[Layout element annotations]
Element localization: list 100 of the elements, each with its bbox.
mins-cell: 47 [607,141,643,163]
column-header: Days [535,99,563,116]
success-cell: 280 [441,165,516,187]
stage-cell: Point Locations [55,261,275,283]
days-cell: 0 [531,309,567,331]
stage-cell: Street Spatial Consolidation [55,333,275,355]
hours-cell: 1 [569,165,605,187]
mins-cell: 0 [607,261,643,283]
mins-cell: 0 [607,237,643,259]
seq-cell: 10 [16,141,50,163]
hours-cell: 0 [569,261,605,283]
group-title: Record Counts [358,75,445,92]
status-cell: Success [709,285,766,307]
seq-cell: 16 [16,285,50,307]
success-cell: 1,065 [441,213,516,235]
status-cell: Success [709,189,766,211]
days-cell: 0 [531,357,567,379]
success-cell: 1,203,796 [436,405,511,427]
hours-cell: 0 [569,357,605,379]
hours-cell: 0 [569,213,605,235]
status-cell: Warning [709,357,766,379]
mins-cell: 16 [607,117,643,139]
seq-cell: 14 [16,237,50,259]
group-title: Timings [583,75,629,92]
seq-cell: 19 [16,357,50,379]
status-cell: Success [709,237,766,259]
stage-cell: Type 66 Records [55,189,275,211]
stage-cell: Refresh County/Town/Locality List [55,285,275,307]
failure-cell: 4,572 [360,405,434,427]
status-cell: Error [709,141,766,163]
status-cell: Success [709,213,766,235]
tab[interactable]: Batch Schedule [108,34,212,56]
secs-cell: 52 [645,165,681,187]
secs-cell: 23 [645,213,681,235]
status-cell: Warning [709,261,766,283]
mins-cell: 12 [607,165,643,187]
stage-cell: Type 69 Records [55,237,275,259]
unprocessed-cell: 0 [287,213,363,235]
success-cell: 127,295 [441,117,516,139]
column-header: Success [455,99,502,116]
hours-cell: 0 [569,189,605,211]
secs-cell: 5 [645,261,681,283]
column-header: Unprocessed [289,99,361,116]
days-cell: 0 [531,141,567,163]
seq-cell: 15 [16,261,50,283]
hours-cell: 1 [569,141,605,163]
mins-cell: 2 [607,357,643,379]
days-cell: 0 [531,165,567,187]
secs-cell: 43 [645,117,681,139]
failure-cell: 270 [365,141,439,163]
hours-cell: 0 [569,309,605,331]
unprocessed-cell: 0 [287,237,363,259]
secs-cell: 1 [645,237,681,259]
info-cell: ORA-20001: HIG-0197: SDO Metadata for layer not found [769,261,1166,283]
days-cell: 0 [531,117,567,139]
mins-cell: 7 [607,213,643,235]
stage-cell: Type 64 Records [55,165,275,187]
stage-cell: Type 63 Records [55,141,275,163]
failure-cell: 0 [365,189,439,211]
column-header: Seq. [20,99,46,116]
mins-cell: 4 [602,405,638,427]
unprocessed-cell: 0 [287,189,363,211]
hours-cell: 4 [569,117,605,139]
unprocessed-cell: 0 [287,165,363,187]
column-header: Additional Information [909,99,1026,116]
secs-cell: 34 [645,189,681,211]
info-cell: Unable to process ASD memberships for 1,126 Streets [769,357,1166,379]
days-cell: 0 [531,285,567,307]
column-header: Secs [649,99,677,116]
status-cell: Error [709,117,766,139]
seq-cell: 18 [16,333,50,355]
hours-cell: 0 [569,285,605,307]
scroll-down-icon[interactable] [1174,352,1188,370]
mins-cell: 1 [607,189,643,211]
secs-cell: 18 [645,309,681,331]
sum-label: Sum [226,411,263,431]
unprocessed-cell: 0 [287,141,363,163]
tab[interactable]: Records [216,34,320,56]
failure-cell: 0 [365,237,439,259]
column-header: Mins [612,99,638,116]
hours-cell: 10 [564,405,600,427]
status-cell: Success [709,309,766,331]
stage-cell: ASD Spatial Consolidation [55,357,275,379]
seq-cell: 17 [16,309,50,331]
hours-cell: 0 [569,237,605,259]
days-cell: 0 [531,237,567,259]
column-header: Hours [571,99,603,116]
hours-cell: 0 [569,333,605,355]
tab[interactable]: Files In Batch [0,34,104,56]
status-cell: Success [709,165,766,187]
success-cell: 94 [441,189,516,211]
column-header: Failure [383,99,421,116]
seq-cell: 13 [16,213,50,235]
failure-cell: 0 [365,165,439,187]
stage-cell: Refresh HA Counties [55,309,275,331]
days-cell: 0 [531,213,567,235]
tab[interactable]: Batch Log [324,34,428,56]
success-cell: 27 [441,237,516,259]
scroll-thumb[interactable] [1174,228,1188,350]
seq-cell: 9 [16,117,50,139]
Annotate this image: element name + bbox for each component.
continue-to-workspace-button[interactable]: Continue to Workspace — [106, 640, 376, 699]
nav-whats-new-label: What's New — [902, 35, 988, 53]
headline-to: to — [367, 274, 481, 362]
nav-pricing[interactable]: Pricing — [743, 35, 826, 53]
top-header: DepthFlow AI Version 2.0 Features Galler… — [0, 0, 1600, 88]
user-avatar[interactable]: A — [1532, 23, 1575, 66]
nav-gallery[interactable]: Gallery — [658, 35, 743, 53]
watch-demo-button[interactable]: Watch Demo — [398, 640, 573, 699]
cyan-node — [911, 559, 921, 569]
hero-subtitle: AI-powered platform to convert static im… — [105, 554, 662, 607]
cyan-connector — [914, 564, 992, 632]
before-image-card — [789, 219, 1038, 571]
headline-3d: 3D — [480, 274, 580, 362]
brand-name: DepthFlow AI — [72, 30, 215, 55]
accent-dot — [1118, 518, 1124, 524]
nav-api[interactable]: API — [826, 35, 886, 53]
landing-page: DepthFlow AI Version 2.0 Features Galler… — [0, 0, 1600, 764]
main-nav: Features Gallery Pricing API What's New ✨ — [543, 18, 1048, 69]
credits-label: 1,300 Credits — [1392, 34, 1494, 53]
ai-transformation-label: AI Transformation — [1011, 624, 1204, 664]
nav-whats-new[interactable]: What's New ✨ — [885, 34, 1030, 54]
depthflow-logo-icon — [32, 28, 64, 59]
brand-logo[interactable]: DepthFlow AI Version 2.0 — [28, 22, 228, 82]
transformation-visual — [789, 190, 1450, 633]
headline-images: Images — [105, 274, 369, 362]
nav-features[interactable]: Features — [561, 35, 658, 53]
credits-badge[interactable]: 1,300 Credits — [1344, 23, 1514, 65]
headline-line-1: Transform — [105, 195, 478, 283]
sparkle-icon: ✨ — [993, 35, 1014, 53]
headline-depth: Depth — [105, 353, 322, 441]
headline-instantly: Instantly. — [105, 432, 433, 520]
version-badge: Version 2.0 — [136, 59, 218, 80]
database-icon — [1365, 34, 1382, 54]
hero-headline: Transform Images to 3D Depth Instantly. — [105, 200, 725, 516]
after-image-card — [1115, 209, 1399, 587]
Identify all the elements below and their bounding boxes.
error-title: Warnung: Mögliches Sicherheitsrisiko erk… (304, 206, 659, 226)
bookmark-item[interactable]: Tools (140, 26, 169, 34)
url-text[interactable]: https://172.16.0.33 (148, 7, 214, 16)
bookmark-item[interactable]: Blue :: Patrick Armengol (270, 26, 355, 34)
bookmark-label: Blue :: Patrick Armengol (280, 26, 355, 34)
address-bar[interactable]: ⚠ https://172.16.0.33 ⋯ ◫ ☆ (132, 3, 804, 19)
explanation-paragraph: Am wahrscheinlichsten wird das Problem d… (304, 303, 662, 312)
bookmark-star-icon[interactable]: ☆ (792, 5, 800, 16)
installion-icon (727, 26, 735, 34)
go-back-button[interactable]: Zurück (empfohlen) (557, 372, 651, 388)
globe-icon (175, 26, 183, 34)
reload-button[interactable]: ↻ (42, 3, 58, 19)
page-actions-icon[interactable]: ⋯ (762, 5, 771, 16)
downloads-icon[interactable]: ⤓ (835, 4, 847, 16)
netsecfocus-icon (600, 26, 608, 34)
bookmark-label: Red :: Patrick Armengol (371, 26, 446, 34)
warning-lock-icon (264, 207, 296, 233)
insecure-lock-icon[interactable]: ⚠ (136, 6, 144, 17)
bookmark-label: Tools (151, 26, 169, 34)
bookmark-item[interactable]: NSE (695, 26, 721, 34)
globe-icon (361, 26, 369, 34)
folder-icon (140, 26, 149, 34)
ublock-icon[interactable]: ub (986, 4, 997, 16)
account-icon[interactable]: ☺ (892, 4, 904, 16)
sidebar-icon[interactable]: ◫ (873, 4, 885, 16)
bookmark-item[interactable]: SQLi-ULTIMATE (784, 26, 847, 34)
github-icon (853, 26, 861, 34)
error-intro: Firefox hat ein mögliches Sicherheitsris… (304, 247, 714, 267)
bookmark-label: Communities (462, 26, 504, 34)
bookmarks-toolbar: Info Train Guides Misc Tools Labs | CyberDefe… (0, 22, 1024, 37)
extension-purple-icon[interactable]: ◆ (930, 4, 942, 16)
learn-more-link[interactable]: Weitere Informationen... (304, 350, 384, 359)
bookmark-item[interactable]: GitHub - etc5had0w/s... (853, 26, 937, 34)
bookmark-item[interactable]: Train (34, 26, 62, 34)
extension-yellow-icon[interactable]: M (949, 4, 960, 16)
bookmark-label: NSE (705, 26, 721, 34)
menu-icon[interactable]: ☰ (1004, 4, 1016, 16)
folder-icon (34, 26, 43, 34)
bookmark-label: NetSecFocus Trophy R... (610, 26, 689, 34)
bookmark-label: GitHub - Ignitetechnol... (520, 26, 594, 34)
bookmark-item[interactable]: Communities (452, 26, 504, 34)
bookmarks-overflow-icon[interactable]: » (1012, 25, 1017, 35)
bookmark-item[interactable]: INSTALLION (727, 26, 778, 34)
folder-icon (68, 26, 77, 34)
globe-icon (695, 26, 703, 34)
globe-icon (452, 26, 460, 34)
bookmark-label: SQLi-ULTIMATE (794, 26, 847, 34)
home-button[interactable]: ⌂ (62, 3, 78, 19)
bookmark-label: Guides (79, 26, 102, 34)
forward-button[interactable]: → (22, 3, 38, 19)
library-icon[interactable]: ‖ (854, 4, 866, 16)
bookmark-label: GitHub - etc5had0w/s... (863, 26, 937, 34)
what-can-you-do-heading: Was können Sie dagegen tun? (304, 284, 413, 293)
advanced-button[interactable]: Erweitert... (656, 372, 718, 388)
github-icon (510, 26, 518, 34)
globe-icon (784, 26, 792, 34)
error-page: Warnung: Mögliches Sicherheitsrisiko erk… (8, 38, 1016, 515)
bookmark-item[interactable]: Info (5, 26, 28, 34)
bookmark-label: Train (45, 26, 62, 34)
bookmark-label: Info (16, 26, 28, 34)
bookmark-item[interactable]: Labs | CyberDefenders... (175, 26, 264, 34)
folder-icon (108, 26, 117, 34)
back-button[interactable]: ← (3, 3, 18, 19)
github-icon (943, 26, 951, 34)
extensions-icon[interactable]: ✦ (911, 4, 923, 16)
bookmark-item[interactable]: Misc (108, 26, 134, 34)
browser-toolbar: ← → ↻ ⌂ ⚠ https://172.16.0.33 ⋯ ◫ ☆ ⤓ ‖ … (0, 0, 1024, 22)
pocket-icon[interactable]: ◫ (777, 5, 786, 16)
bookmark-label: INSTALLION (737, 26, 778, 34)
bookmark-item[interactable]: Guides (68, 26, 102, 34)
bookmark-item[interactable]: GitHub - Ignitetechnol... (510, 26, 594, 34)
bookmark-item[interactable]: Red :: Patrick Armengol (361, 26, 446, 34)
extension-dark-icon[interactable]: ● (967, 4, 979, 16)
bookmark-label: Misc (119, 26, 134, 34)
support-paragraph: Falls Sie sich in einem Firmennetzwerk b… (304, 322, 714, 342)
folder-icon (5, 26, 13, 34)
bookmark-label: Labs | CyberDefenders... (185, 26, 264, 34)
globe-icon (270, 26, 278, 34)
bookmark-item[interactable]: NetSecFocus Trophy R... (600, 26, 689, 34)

== Goal ==
Please rewrite the material from its first line up to and including the line with "status-cell: Success [709,285,766,307]", substituting "Record Totals" for "Record Counts" and leaving everything else unchanged.

== Task response ==
Element localization: list 100 of the elements, each with its bbox.
mins-cell: 47 [607,141,643,163]
column-header: Days [535,99,563,116]
success-cell: 280 [441,165,516,187]
stage-cell: Point Locations [55,261,275,283]
days-cell: 0 [531,309,567,331]
stage-cell: Street Spatial Consolidation [55,333,275,355]
hours-cell: 1 [569,165,605,187]
mins-cell: 0 [607,261,643,283]
mins-cell: 0 [607,237,643,259]
seq-cell: 10 [16,141,50,163]
hours-cell: 0 [569,261,605,283]
group-title: Record Totals [358,75,445,92]
status-cell: Success [709,285,766,307]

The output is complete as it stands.